### RECORDS SUPPLIED:
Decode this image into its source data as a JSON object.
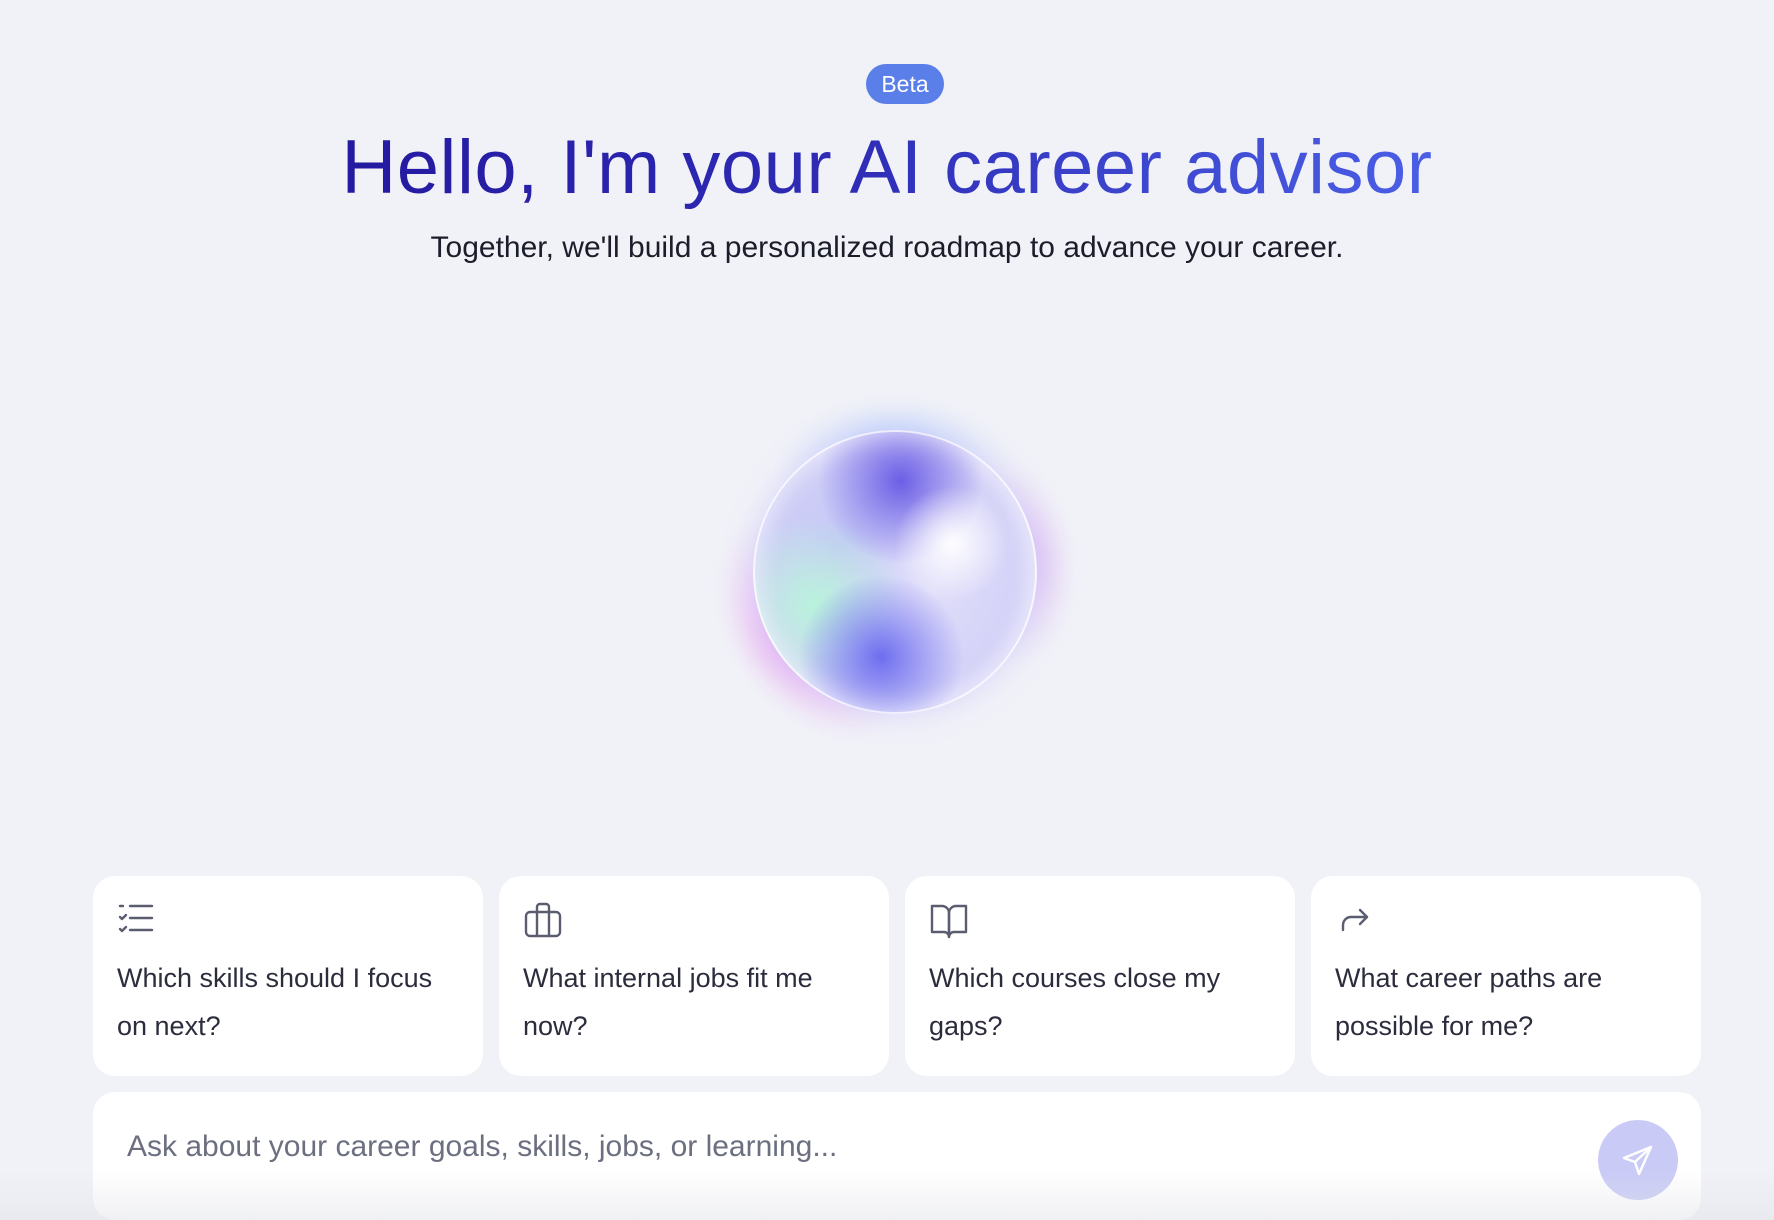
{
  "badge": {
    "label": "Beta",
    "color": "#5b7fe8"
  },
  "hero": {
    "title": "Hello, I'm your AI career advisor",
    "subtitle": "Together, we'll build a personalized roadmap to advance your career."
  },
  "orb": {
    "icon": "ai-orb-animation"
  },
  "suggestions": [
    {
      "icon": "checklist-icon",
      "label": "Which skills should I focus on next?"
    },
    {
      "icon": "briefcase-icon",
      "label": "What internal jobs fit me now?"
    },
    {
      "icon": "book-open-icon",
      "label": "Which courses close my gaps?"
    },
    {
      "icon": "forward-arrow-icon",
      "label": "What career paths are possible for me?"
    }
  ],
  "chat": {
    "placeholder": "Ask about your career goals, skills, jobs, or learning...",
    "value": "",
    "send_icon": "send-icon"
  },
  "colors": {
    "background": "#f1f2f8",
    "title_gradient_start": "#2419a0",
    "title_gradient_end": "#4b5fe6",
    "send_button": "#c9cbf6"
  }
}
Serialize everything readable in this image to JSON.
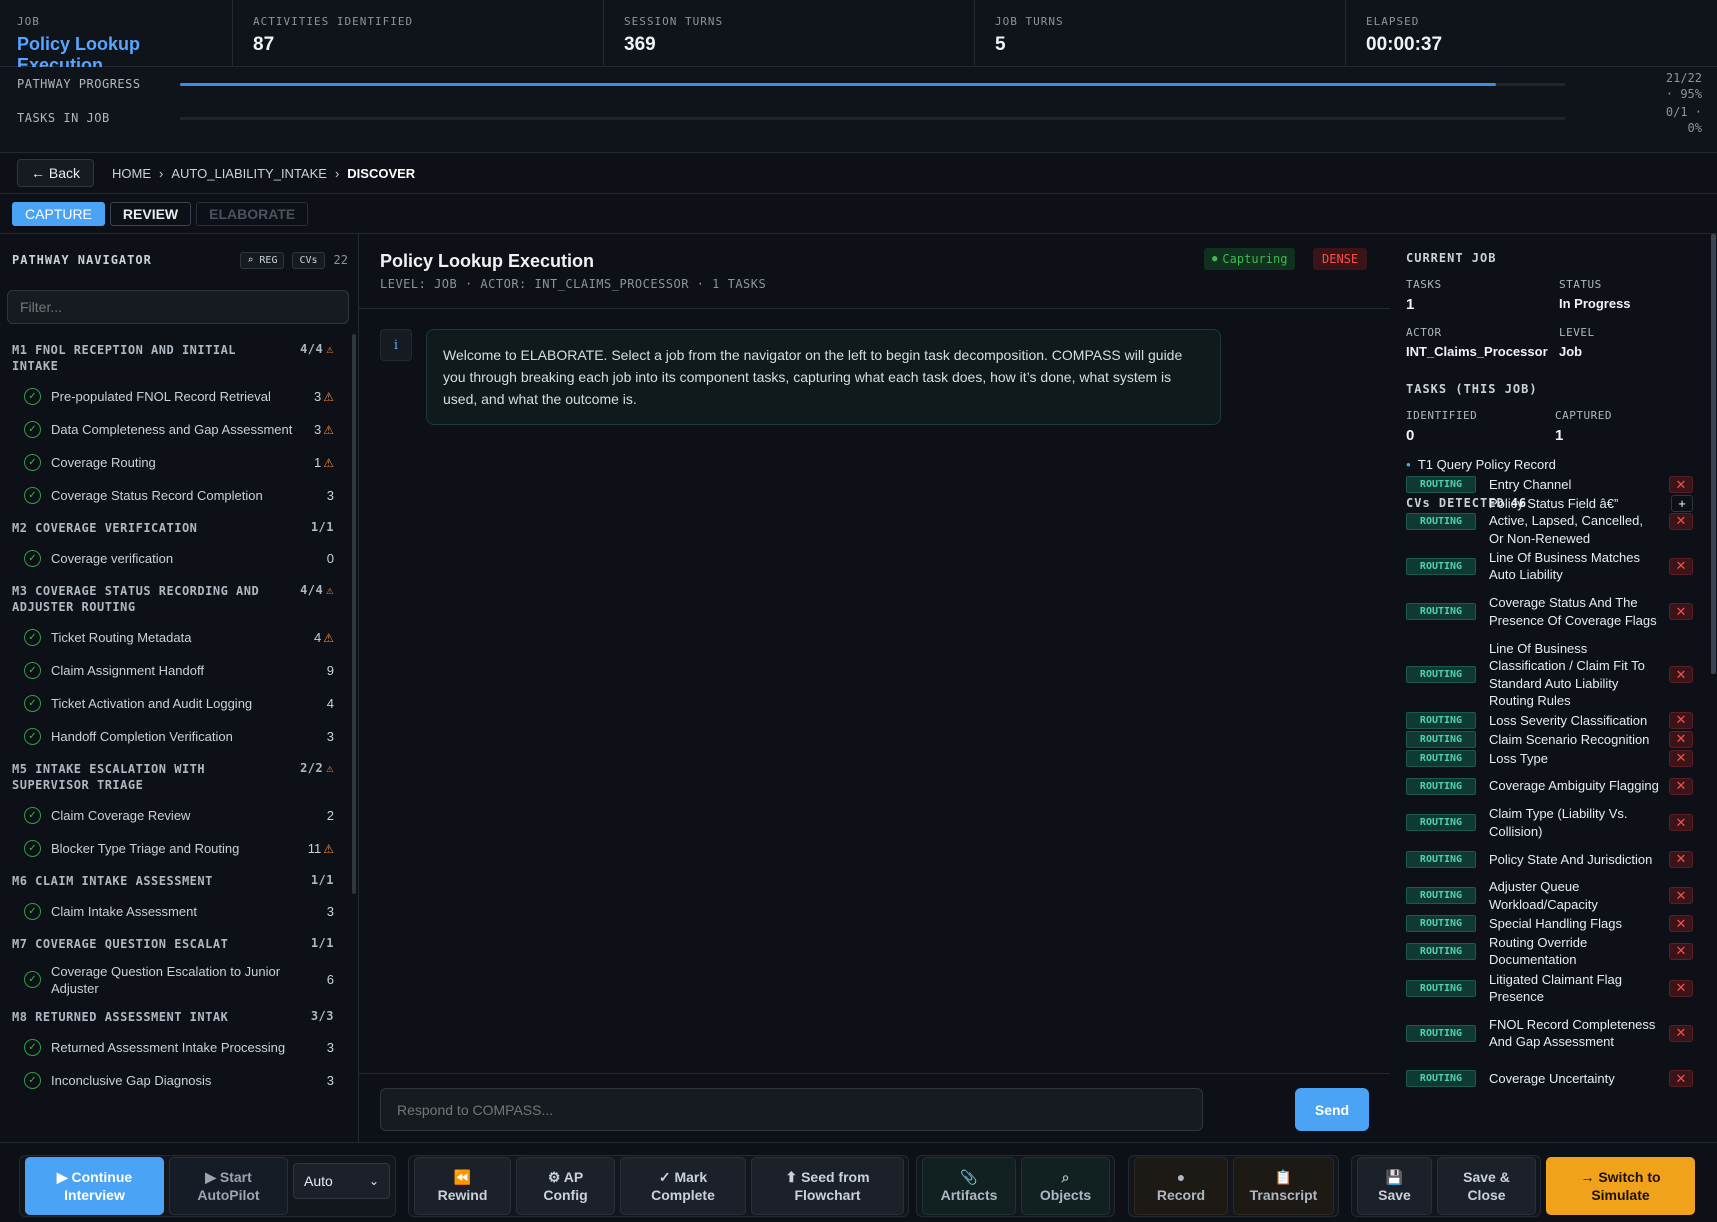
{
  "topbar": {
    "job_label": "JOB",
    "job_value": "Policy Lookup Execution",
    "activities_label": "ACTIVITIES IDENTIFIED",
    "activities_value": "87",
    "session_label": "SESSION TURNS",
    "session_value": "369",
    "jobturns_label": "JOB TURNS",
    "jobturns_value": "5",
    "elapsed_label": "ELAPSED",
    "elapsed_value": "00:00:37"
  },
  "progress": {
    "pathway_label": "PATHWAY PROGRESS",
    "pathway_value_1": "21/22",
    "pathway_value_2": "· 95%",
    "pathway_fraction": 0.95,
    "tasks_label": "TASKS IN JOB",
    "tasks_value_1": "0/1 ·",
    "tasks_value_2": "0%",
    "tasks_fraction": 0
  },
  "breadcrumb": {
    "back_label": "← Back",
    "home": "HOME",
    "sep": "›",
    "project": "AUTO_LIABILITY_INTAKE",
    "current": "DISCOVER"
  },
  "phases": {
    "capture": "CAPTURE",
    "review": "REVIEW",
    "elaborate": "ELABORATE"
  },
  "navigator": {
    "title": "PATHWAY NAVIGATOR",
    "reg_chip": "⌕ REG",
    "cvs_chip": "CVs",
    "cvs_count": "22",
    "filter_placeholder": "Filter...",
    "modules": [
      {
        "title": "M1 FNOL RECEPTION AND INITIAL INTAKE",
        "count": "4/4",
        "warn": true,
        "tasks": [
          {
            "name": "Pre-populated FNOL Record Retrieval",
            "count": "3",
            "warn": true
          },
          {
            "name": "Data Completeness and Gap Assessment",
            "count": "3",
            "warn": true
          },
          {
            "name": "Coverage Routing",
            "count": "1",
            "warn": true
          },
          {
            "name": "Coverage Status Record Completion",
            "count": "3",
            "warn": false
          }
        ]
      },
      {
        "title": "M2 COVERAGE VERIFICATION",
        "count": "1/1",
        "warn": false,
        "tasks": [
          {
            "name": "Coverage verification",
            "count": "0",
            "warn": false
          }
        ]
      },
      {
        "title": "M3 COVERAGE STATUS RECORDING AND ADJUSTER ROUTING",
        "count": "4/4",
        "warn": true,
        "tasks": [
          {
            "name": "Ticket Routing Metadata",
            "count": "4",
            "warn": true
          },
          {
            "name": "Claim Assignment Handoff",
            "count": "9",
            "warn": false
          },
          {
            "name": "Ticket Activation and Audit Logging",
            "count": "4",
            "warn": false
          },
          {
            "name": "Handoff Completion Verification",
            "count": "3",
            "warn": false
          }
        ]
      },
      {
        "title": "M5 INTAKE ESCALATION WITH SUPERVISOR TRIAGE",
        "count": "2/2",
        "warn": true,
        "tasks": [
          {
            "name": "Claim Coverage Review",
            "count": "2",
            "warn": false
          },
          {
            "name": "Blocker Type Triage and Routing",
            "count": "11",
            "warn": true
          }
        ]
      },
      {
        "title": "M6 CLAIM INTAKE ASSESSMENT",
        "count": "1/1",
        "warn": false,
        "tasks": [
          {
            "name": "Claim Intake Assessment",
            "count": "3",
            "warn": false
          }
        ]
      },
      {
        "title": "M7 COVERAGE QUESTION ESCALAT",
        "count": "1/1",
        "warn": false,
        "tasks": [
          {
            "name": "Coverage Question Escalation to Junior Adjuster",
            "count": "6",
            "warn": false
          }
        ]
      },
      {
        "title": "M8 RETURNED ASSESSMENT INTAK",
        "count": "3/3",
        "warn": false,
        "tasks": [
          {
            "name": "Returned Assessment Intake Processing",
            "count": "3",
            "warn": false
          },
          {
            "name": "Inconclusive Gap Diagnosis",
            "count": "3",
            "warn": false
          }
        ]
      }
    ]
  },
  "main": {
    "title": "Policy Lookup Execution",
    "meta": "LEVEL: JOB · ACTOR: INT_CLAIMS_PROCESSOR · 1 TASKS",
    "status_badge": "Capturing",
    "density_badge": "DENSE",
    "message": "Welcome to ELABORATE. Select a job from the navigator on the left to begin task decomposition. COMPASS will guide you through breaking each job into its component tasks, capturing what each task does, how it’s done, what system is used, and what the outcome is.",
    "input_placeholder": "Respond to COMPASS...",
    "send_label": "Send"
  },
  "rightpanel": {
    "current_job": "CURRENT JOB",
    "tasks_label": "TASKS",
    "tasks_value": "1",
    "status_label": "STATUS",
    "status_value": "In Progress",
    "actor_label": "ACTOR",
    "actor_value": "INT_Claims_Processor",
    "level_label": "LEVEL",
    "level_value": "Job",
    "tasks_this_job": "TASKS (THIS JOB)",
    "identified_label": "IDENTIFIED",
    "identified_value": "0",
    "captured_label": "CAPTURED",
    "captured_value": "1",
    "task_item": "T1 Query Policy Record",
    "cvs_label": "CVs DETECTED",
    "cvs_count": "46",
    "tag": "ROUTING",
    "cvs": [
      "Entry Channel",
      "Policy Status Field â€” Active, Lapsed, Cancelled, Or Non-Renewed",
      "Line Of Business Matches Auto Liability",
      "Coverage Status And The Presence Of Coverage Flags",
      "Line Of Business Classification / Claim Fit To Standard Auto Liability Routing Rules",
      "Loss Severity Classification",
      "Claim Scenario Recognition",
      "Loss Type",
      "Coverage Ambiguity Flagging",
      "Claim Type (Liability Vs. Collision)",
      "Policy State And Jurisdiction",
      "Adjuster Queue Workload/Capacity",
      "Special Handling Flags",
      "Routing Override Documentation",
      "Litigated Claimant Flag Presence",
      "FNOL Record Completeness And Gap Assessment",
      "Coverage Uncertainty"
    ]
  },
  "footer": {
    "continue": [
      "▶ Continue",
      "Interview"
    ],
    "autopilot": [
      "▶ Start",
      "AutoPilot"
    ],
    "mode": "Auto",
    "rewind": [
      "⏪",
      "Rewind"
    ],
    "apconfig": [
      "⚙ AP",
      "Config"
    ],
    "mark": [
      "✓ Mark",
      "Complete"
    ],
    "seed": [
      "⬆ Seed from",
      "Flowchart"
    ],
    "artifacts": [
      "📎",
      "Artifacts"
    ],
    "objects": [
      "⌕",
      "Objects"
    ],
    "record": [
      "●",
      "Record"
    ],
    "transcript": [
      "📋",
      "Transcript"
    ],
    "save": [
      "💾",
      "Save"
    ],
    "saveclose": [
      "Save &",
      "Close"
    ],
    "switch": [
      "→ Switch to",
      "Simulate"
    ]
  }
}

### WRITTEN PROBLEM:
Copy each line of the records above that carries the word "Policy".

### RESULT:
    "job_value": "Policy Lookup Execution",
    "title": "Policy Lookup Execution",
    "task_item": "T1 Query Policy Record",
      "Policy Status Field â€” Active, Lapsed, Cancelled, Or Non-Renewed",
      "Policy State And Jurisdiction",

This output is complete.